Given information >>

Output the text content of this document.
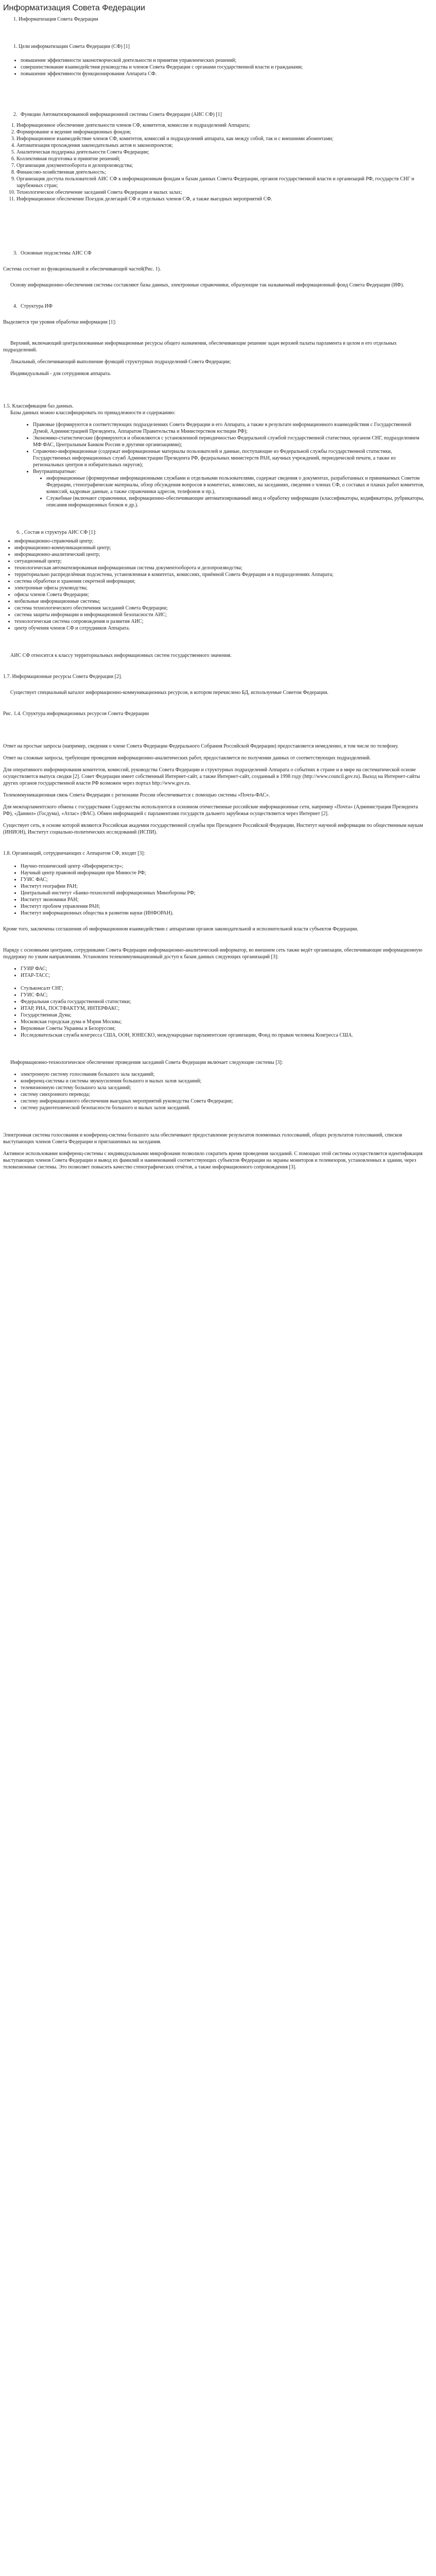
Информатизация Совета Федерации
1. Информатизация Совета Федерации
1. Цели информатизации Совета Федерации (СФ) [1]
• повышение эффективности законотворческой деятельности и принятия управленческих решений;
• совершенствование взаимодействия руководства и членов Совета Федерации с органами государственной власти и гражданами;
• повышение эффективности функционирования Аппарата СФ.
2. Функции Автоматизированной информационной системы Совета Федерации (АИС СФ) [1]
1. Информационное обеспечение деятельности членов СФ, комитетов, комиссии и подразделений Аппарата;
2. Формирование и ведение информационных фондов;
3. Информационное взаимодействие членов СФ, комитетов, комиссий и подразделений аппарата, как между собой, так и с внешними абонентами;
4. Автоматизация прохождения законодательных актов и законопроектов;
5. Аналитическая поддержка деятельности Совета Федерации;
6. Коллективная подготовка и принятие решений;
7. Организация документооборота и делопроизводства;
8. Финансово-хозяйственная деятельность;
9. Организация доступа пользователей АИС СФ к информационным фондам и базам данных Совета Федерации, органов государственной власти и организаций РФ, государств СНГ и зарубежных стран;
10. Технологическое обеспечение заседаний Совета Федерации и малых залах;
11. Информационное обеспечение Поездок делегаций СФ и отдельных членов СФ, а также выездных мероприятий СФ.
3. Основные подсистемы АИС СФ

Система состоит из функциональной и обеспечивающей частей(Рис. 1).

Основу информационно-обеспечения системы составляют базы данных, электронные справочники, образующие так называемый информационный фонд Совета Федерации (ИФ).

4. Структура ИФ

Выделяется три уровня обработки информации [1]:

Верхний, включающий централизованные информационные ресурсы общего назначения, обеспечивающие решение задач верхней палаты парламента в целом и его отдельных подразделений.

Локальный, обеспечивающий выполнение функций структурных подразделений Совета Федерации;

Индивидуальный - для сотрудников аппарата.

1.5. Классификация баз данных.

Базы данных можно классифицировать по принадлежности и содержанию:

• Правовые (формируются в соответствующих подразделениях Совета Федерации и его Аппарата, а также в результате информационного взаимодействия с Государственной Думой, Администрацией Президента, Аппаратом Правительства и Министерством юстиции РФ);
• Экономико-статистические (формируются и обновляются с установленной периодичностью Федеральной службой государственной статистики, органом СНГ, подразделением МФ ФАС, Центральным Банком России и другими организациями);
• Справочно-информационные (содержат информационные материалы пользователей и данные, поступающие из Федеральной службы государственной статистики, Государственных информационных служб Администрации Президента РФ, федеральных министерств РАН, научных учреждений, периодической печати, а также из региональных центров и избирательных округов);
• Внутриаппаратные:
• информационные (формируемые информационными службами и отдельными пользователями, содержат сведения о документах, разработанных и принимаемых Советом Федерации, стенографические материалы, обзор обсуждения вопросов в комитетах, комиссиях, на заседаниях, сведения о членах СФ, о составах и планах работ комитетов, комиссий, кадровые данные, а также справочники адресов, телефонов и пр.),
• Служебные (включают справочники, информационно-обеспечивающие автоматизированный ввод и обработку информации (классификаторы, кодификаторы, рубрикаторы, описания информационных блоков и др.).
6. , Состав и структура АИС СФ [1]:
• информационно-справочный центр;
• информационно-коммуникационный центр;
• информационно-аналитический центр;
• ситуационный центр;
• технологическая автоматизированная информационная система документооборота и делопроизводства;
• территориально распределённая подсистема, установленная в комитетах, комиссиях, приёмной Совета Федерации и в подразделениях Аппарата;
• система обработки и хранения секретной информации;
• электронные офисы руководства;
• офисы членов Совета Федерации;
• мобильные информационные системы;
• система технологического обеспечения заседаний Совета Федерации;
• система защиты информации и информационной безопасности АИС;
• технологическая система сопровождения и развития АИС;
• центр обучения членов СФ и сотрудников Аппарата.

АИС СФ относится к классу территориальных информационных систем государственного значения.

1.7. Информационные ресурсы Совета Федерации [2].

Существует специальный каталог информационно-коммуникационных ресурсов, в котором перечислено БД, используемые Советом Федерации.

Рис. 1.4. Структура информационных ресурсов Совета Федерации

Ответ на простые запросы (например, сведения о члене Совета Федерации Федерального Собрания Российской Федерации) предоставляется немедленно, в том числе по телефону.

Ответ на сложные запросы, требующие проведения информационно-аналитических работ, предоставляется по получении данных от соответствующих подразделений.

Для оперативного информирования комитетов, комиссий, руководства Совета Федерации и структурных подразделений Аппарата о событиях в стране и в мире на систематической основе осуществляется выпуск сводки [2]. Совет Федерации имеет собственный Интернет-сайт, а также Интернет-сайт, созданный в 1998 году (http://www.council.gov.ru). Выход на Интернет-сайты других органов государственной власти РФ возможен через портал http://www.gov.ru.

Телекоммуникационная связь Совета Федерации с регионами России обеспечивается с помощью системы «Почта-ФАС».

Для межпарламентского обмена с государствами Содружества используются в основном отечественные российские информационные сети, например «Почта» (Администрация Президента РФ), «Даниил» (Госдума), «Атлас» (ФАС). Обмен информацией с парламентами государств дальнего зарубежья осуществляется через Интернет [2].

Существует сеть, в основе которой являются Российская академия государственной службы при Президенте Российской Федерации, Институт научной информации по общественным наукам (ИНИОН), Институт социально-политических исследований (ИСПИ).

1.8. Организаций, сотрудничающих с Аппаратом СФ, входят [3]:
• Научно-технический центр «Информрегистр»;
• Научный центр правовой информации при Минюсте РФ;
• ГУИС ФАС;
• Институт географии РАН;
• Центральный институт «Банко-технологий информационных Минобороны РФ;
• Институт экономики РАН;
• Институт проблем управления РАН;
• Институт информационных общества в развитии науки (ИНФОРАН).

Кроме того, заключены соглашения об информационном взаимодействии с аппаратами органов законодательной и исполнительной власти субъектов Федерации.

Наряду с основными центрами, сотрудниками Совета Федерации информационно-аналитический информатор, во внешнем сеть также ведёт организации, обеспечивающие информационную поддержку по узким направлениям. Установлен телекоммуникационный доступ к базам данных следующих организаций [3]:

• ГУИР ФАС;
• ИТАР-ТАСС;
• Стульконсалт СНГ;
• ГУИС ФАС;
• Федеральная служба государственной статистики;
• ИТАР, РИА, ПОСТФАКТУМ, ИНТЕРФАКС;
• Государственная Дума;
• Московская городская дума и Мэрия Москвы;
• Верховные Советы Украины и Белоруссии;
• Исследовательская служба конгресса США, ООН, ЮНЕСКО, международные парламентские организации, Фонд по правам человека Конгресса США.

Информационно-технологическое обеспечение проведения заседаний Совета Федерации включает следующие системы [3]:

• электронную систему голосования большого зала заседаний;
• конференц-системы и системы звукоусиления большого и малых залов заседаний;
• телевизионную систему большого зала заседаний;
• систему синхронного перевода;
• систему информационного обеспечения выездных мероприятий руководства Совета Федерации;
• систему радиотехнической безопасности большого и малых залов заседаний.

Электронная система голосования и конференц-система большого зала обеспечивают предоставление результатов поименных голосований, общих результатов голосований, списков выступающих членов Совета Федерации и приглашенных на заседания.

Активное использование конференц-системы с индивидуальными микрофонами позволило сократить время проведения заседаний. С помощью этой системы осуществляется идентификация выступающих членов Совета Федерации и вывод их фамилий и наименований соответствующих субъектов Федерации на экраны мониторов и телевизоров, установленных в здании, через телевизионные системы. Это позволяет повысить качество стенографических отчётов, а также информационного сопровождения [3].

Exercise >>
Gather each line in these records that contains the string "обеспечения".

Exercise response >>
Основу информационно-обеспечения системы составляют базы данных, электронные справочники, образующие так называемый информационный фонд Совета Федерации (ИФ).
• система технологического обеспечения заседаний Совета Федерации;
• систему информационного обеспечения выездных мероприятий руководства Совета Федерации;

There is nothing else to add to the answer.